**TASK TO COMPLETE**
Compile every line that includes the word "GRANGE".

**INFORMATION SUPPLIED**
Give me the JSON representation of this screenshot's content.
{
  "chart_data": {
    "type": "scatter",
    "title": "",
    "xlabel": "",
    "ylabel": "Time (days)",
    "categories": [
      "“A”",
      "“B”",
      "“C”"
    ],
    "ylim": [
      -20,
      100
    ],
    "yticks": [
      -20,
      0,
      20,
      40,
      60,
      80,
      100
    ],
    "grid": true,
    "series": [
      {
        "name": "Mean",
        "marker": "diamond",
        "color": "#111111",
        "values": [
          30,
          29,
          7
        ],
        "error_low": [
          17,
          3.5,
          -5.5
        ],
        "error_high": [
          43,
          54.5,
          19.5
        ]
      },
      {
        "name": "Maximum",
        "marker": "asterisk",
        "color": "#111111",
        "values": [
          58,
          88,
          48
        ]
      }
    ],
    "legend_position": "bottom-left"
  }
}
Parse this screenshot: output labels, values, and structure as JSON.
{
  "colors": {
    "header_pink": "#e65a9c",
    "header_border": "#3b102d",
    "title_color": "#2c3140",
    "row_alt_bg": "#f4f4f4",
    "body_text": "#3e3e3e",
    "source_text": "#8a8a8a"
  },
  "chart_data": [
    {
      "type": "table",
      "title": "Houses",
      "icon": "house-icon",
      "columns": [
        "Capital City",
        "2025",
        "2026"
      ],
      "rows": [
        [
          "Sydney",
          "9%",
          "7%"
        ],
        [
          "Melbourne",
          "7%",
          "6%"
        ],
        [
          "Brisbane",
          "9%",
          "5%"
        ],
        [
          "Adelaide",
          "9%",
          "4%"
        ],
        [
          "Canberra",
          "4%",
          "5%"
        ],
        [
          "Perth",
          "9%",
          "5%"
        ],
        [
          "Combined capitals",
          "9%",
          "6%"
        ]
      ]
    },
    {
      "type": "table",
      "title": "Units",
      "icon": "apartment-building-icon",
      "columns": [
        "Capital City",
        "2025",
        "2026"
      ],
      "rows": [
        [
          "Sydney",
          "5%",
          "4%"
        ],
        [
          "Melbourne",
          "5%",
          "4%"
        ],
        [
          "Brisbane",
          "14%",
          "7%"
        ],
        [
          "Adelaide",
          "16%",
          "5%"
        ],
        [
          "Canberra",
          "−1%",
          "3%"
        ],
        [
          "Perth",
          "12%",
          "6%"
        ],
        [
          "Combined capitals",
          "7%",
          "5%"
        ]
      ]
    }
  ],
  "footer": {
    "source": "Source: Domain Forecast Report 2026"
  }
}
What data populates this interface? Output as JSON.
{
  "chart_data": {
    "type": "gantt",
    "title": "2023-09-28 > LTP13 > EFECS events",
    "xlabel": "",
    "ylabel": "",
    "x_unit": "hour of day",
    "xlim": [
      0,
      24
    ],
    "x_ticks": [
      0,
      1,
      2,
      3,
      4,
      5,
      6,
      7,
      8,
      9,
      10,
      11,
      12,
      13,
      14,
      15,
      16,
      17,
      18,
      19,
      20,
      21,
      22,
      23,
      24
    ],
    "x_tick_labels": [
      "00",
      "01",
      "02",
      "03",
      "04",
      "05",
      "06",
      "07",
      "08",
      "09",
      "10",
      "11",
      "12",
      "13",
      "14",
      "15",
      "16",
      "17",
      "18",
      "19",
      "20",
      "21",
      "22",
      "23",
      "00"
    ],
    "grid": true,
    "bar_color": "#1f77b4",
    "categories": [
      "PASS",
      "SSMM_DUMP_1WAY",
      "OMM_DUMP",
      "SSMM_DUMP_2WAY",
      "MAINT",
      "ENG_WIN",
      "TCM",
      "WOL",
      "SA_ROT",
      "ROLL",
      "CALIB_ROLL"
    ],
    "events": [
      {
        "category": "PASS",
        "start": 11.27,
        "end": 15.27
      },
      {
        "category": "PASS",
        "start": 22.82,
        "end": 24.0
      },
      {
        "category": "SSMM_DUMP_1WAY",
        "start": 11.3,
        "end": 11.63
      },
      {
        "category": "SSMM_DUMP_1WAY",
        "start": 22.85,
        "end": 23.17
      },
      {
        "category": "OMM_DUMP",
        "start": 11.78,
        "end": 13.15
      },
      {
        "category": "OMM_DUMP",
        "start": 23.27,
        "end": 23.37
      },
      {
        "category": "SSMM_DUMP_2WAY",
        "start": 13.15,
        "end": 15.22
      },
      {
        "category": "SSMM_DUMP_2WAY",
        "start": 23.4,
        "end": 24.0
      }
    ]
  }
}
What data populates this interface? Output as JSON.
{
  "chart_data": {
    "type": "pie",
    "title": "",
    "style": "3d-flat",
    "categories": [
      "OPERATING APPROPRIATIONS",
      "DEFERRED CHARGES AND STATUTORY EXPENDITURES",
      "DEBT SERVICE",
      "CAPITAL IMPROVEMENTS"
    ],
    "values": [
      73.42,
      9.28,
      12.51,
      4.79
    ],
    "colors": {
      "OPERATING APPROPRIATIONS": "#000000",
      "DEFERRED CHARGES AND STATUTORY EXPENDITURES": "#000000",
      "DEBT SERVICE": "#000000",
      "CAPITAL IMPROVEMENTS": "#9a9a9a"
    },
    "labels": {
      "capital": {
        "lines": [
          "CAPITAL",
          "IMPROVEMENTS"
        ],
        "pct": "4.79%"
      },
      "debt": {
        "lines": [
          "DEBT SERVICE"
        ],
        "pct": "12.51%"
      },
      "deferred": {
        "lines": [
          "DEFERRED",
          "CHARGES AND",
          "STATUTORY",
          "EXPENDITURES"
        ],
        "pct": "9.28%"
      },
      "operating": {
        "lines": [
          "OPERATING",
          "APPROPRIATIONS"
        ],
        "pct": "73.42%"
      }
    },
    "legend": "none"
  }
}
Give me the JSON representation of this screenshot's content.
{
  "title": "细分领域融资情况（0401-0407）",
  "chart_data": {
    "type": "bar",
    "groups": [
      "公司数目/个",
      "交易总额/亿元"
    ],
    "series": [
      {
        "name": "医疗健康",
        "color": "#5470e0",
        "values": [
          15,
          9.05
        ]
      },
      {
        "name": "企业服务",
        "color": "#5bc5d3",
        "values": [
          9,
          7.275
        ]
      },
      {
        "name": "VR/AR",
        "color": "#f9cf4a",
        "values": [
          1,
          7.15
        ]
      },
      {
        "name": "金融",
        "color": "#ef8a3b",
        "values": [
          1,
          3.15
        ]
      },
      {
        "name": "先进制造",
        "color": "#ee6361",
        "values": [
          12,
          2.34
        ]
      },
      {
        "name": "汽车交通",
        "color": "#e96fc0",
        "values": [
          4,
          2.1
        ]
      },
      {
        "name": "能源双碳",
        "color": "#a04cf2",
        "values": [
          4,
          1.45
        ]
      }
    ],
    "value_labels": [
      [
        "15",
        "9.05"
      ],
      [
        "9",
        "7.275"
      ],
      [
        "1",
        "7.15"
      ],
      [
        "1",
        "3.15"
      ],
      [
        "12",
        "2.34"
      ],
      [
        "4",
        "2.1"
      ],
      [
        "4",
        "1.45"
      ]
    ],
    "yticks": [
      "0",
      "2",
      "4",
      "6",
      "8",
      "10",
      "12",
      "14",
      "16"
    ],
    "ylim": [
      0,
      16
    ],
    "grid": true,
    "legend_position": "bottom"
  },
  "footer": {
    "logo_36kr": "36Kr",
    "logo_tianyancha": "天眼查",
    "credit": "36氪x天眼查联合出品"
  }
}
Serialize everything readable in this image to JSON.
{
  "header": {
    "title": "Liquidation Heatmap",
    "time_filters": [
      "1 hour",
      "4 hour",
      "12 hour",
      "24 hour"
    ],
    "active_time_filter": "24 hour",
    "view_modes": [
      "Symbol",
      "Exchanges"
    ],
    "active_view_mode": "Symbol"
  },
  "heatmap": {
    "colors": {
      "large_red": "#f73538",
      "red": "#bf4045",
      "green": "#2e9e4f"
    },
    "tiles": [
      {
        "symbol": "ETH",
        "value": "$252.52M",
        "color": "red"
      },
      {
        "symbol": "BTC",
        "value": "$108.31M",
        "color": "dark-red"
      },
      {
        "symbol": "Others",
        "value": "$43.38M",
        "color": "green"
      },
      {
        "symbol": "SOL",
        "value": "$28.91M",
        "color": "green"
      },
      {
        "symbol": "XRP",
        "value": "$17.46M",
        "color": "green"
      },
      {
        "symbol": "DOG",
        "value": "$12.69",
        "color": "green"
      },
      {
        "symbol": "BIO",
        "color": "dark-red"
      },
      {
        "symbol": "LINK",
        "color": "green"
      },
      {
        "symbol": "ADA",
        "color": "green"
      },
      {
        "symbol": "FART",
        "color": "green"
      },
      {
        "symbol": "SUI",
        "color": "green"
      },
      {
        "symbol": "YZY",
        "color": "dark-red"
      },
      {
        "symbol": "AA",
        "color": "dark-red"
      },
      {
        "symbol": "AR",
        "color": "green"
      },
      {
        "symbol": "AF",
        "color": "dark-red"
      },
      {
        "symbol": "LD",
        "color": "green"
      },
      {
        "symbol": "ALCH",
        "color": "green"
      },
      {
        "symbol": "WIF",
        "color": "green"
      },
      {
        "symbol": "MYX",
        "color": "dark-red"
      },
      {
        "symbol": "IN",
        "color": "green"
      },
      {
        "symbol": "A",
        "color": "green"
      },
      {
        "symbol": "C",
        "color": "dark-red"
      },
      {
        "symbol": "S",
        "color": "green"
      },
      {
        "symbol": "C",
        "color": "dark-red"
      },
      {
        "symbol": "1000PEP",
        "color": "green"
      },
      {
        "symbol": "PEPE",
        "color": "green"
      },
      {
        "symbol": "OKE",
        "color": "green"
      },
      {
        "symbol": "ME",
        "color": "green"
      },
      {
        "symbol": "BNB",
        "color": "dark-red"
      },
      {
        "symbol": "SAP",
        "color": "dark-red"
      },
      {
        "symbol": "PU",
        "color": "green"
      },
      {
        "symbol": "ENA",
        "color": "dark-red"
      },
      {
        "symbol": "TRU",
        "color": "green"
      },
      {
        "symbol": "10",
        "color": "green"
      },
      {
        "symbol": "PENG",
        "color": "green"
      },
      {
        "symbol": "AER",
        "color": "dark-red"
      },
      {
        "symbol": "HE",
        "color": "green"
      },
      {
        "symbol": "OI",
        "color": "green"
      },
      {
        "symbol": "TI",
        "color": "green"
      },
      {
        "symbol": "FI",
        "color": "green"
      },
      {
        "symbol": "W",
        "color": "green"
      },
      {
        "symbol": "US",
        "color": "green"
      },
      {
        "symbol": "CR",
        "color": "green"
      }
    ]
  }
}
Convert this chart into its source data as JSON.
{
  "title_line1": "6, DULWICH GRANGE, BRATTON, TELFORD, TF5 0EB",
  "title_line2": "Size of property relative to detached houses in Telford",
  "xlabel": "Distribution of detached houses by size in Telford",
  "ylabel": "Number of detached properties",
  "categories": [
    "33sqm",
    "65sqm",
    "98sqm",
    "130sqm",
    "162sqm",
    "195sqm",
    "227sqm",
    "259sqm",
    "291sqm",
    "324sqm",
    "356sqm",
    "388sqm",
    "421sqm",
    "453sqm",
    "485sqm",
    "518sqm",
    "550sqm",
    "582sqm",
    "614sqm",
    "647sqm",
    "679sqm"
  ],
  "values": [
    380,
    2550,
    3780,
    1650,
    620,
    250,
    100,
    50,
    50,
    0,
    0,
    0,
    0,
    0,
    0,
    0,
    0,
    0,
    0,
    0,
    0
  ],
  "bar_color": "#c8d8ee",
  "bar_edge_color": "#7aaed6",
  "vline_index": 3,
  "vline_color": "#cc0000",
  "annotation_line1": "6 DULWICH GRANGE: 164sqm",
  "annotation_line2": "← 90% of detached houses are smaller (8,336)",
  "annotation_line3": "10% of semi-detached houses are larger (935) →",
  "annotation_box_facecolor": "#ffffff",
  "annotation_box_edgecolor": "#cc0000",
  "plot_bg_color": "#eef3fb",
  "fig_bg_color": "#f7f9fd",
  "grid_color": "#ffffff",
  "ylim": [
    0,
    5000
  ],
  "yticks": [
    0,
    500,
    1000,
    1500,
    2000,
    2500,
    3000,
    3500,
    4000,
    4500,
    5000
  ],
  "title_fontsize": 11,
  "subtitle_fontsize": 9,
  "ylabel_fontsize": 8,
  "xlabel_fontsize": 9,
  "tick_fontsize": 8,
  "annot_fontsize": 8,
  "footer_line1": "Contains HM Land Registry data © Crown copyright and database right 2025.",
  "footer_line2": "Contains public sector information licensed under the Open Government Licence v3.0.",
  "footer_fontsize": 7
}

**SOLVED PROBLEM**
  "title_line1": "6, DULWICH GRANGE, BRATTON, TELFORD, TF5 0EB",
  "annotation_line1": "6 DULWICH GRANGE: 164sqm",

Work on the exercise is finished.